### What you will do
Leave out the pictures, and reproduce exactly the lines from the line containing "What's the underlying" through the final line of the entries.
[Start]
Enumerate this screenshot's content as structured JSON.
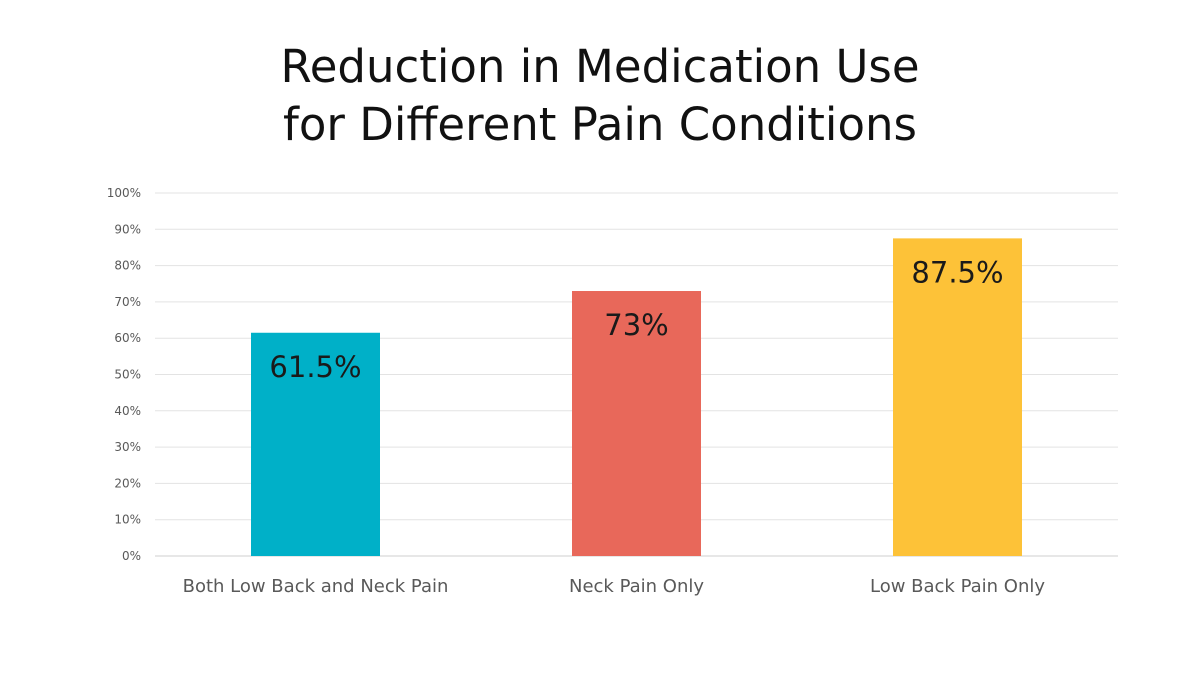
{
  "chart_data": {
    "type": "bar",
    "title_lines": [
      "Reduction in Medication Use",
      "for Different Pain Conditions"
    ],
    "categories": [
      "Both Low Back and Neck Pain",
      "Neck Pain Only",
      "Low Back Pain Only"
    ],
    "values": [
      61.5,
      73,
      87.5
    ],
    "value_labels": [
      "61.5%",
      "73%",
      "87.5%"
    ],
    "colors": [
      "#00b0c8",
      "#e8685a",
      "#fdc238"
    ],
    "ylim": [
      0,
      100
    ],
    "yticks": [
      0,
      10,
      20,
      30,
      40,
      50,
      60,
      70,
      80,
      90,
      100
    ],
    "ytick_labels": [
      "0%",
      "10%",
      "20%",
      "30%",
      "40%",
      "50%",
      "60%",
      "70%",
      "80%",
      "90%",
      "100%"
    ],
    "xlabel": "",
    "ylabel": "",
    "grid": true,
    "legend": "none"
  }
}
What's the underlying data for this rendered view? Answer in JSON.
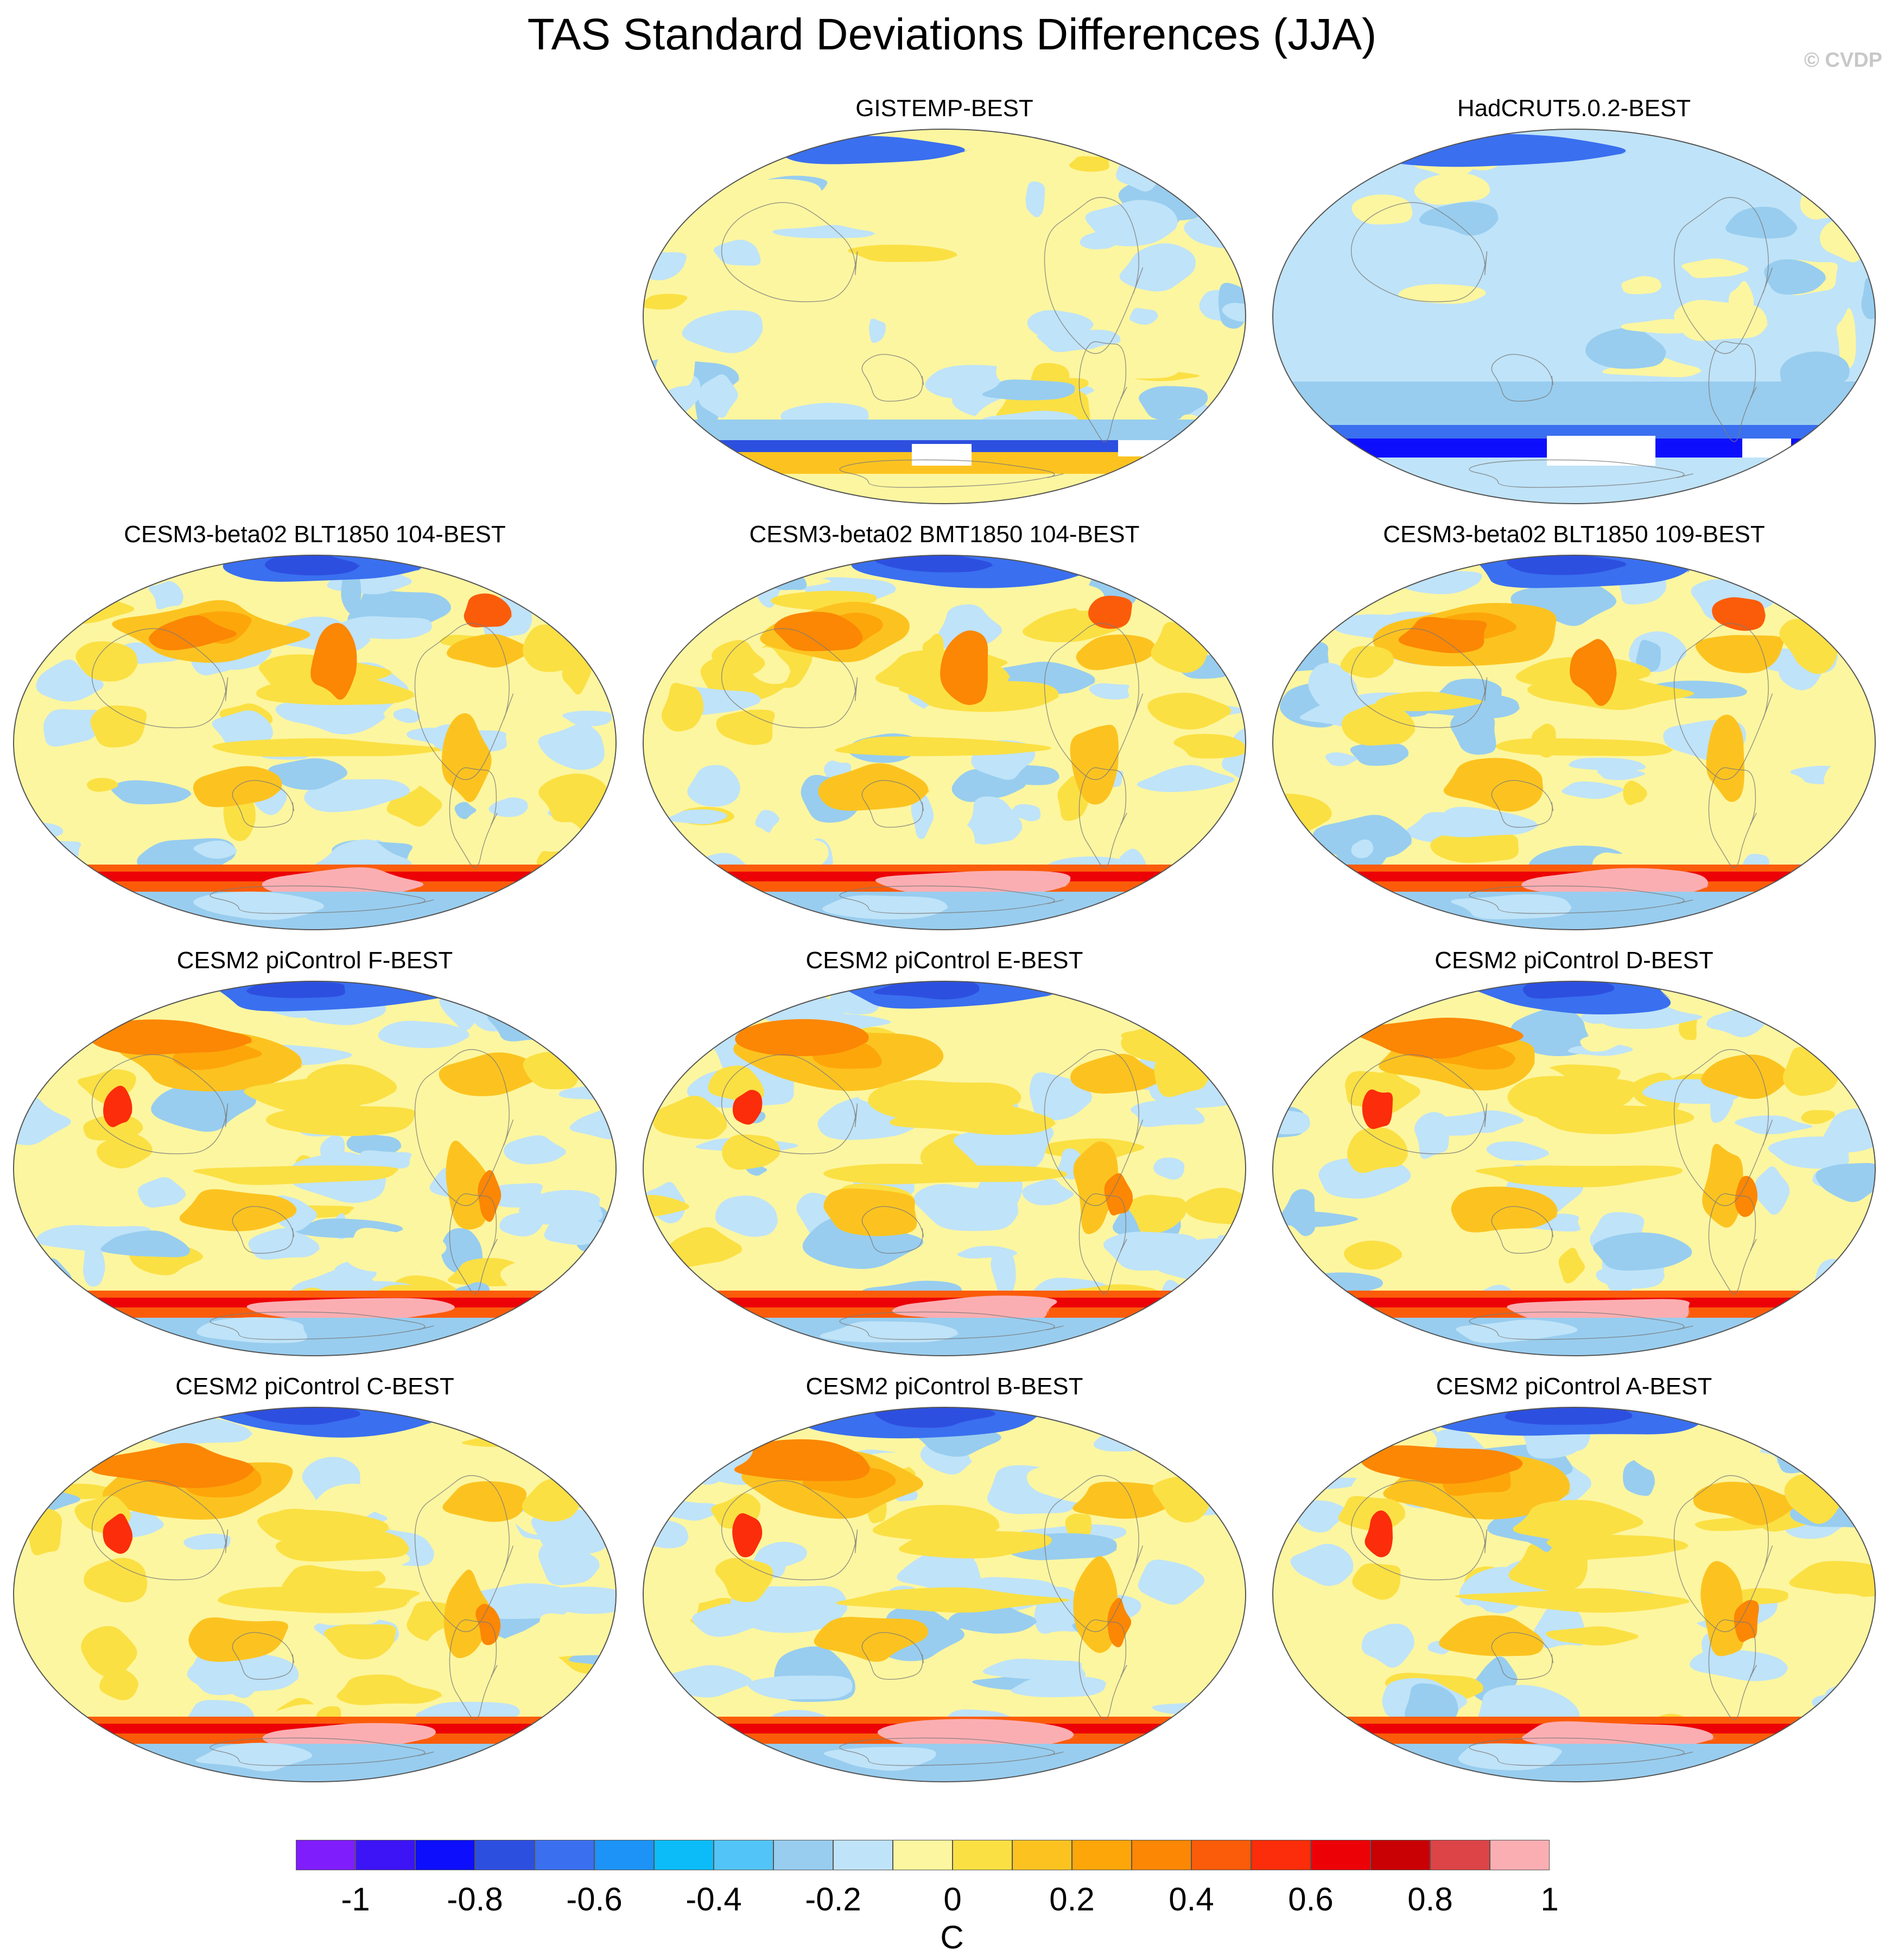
{
  "title": "TAS Standard Deviations Differences (JJA)",
  "copyright": "© CVDP",
  "panels": [
    {
      "label": "GISTEMP-BEST",
      "kind": "obs",
      "slot": 1
    },
    {
      "label": "HadCRUT5.0.2-BEST",
      "kind": "obs2",
      "slot": 2
    },
    {
      "label": "CESM3-beta02 BLT1850 104-BEST",
      "kind": "model",
      "slot": 3
    },
    {
      "label": "CESM3-beta02 BMT1850 104-BEST",
      "kind": "model",
      "slot": 4
    },
    {
      "label": "CESM3-beta02 BLT1850 109-BEST",
      "kind": "model",
      "slot": 5
    },
    {
      "label": "CESM2 piControl F-BEST",
      "kind": "model2",
      "slot": 6
    },
    {
      "label": "CESM2 piControl E-BEST",
      "kind": "model2",
      "slot": 7
    },
    {
      "label": "CESM2 piControl D-BEST",
      "kind": "model2",
      "slot": 8
    },
    {
      "label": "CESM2 piControl C-BEST",
      "kind": "model2",
      "slot": 9
    },
    {
      "label": "CESM2 piControl B-BEST",
      "kind": "model2",
      "slot": 10
    },
    {
      "label": "CESM2 piControl A-BEST",
      "kind": "model2",
      "slot": 11
    }
  ],
  "colorbar": {
    "colors": [
      "#7f1dfd",
      "#3d14f6",
      "#0d0ffc",
      "#2d4fe0",
      "#3a6fef",
      "#1d93f7",
      "#0bbcf9",
      "#53c4f7",
      "#98cdef",
      "#bfe3f8",
      "#fdf6a0",
      "#fbe044",
      "#fcc320",
      "#fda60a",
      "#fb8704",
      "#fb5c0a",
      "#fb2d0a",
      "#ec0107",
      "#c90004",
      "#dd4447",
      "#fbaeb2"
    ],
    "tick_labels": [
      "-1",
      "-0.8",
      "-0.6",
      "-0.4",
      "-0.2",
      "0",
      "0.2",
      "0.4",
      "0.6",
      "0.8",
      "1"
    ],
    "units": "C"
  }
}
[End]
### Exercise response
What's the underlying data for this rendered view? Answer in JSON.
{
  "title": "TAS Standard Deviations Differences (JJA)",
  "copyright": "© CVDP",
  "panels": [
    {
      "label": "GISTEMP-BEST",
      "kind": "obs",
      "slot": 1
    },
    {
      "label": "HadCRUT5.0.2-BEST",
      "kind": "obs2",
      "slot": 2
    },
    {
      "label": "CESM3-beta02 BLT1850 104-BEST",
      "kind": "model",
      "slot": 3
    },
    {
      "label": "CESM3-beta02 BMT1850 104-BEST",
      "kind": "model",
      "slot": 4
    },
    {
      "label": "CESM3-beta02 BLT1850 109-BEST",
      "kind": "model",
      "slot": 5
    },
    {
      "label": "CESM2 piControl F-BEST",
      "kind": "model2",
      "slot": 6
    },
    {
      "label": "CESM2 piControl E-BEST",
      "kind": "model2",
      "slot": 7
    },
    {
      "label": "CESM2 piControl D-BEST",
      "kind": "model2",
      "slot": 8
    },
    {
      "label": "CESM2 piControl C-BEST",
      "kind": "model2",
      "slot": 9
    },
    {
      "label": "CESM2 piControl B-BEST",
      "kind": "model2",
      "slot": 10
    },
    {
      "label": "CESM2 piControl A-BEST",
      "kind": "model2",
      "slot": 11
    }
  ],
  "colorbar": {
    "colors": [
      "#7f1dfd",
      "#3d14f6",
      "#0d0ffc",
      "#2d4fe0",
      "#3a6fef",
      "#1d93f7",
      "#0bbcf9",
      "#53c4f7",
      "#98cdef",
      "#bfe3f8",
      "#fdf6a0",
      "#fbe044",
      "#fcc320",
      "#fda60a",
      "#fb8704",
      "#fb5c0a",
      "#fb2d0a",
      "#ec0107",
      "#c90004",
      "#dd4447",
      "#fbaeb2"
    ],
    "tick_labels": [
      "-1",
      "-0.8",
      "-0.6",
      "-0.4",
      "-0.2",
      "0",
      "0.2",
      "0.4",
      "0.6",
      "0.8",
      "1"
    ],
    "units": "C"
  }
}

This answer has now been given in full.